### Written task
Return all lines with the word "realizace" in them.

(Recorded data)
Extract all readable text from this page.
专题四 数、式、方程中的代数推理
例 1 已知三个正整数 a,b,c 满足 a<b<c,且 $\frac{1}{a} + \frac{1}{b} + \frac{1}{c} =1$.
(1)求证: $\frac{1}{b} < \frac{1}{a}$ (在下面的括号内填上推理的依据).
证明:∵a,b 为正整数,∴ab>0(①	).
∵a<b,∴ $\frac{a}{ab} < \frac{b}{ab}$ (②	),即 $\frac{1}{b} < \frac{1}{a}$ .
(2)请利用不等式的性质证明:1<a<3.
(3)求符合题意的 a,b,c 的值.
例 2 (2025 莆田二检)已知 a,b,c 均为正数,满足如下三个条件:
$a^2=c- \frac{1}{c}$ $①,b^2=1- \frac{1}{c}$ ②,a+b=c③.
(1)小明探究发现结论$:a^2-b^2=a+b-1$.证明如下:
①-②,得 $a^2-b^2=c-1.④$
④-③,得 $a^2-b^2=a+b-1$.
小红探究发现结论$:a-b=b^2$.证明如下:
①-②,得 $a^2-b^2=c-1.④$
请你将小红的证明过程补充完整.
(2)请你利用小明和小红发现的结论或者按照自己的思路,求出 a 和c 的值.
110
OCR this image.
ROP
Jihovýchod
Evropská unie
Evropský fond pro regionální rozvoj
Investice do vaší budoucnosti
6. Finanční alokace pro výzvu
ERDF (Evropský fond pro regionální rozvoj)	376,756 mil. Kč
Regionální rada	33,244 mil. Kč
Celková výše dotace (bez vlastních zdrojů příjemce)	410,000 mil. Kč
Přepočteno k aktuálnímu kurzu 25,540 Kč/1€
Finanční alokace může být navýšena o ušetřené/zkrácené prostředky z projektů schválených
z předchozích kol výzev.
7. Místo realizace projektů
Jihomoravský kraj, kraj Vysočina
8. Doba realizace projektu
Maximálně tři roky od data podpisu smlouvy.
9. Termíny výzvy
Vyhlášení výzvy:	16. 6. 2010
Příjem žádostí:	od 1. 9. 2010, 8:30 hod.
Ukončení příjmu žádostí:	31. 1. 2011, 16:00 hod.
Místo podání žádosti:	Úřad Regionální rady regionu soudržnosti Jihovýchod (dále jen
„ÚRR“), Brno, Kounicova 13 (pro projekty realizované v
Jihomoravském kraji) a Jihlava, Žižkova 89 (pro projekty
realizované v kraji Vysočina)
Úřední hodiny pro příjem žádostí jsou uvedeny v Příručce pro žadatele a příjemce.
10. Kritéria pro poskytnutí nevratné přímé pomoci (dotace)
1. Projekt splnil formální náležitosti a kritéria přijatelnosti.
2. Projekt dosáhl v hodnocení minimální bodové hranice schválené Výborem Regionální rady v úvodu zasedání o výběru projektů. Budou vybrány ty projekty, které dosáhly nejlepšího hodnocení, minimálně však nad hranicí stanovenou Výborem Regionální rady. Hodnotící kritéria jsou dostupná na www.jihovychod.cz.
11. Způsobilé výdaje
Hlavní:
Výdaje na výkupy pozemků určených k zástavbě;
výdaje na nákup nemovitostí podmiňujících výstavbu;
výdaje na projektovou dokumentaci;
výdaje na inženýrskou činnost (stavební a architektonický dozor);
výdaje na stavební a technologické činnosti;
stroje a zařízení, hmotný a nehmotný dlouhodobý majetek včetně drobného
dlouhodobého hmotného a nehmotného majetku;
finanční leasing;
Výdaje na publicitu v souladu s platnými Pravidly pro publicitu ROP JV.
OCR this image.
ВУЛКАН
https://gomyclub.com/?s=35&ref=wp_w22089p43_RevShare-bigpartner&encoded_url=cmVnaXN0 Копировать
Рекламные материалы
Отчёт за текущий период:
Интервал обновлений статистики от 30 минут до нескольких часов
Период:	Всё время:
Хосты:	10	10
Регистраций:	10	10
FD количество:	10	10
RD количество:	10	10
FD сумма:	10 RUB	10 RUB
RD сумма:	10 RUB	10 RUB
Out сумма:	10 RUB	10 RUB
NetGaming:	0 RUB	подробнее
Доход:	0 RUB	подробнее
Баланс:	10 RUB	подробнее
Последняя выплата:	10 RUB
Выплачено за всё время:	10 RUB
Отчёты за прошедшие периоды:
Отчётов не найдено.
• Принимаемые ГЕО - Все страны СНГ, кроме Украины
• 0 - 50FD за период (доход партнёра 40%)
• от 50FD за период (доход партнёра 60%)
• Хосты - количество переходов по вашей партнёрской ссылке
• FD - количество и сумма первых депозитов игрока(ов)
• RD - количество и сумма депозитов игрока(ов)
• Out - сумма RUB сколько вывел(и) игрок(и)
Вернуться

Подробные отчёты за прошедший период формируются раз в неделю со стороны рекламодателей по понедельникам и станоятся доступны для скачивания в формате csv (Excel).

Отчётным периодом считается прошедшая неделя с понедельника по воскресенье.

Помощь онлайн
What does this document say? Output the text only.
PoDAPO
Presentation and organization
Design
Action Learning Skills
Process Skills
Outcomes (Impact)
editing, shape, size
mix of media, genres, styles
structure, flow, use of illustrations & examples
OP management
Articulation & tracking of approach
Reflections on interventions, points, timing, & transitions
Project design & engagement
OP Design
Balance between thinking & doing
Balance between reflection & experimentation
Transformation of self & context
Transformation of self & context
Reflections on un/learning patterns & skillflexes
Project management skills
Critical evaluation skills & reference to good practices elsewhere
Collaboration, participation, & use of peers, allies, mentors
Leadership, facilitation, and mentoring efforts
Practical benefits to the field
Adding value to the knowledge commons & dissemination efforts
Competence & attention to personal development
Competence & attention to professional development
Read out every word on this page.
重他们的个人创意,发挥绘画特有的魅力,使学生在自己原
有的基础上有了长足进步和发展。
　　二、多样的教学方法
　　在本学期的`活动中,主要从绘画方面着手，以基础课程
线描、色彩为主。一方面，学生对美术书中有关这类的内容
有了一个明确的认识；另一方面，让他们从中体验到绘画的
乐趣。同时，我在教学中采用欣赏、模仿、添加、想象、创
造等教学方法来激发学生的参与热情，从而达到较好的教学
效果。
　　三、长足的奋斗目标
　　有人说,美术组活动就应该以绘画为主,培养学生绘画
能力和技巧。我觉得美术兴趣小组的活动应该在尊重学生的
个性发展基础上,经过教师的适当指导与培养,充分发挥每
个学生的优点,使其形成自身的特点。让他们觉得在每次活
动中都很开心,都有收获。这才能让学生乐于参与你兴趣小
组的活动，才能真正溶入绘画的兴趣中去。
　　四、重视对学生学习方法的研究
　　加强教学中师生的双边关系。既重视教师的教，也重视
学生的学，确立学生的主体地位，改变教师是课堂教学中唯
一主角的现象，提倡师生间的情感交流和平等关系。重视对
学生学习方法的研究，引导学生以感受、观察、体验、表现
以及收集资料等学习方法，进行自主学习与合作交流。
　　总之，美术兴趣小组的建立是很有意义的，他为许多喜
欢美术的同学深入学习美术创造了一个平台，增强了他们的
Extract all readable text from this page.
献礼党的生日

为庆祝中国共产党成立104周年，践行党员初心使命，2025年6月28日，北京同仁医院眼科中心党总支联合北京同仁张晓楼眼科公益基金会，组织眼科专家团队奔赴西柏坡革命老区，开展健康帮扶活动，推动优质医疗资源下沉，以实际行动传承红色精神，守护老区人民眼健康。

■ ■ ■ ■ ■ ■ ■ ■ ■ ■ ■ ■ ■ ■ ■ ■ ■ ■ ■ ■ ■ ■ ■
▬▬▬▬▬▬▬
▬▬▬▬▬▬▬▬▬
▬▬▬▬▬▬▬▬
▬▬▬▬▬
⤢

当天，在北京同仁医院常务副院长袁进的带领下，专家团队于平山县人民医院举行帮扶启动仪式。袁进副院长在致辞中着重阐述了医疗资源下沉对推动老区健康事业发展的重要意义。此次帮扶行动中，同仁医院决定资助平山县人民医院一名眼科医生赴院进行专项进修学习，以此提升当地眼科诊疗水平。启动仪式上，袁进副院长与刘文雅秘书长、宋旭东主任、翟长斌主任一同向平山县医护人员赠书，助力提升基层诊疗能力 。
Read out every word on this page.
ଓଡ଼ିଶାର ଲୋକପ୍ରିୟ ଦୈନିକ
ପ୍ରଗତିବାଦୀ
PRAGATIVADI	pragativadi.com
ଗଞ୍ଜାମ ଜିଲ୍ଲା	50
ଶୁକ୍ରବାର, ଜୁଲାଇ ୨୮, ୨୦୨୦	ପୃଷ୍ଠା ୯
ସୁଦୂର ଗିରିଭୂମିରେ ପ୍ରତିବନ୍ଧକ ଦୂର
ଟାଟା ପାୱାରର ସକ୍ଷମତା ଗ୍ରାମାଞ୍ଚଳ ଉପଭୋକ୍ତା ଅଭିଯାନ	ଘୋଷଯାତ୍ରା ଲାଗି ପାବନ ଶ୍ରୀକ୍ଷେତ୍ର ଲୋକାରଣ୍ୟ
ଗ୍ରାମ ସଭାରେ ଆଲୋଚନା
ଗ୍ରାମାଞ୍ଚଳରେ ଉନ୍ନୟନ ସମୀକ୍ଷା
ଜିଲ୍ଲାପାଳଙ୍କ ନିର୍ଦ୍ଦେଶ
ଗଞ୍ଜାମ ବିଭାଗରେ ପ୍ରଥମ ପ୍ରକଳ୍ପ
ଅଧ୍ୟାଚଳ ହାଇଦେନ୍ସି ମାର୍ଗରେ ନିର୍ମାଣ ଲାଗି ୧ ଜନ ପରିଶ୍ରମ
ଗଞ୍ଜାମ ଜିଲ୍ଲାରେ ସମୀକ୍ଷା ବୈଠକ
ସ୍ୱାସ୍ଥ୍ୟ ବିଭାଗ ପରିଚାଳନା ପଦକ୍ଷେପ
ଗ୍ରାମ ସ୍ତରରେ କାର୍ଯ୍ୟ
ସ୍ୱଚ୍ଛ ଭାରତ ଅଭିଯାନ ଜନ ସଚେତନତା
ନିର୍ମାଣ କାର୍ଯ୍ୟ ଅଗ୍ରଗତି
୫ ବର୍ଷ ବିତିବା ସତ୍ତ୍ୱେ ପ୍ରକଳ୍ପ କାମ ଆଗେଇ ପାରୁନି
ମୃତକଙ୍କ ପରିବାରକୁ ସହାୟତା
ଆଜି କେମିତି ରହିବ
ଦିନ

### Solution for this problem
7. Místo realizace projektů
8. Doba realizace projektu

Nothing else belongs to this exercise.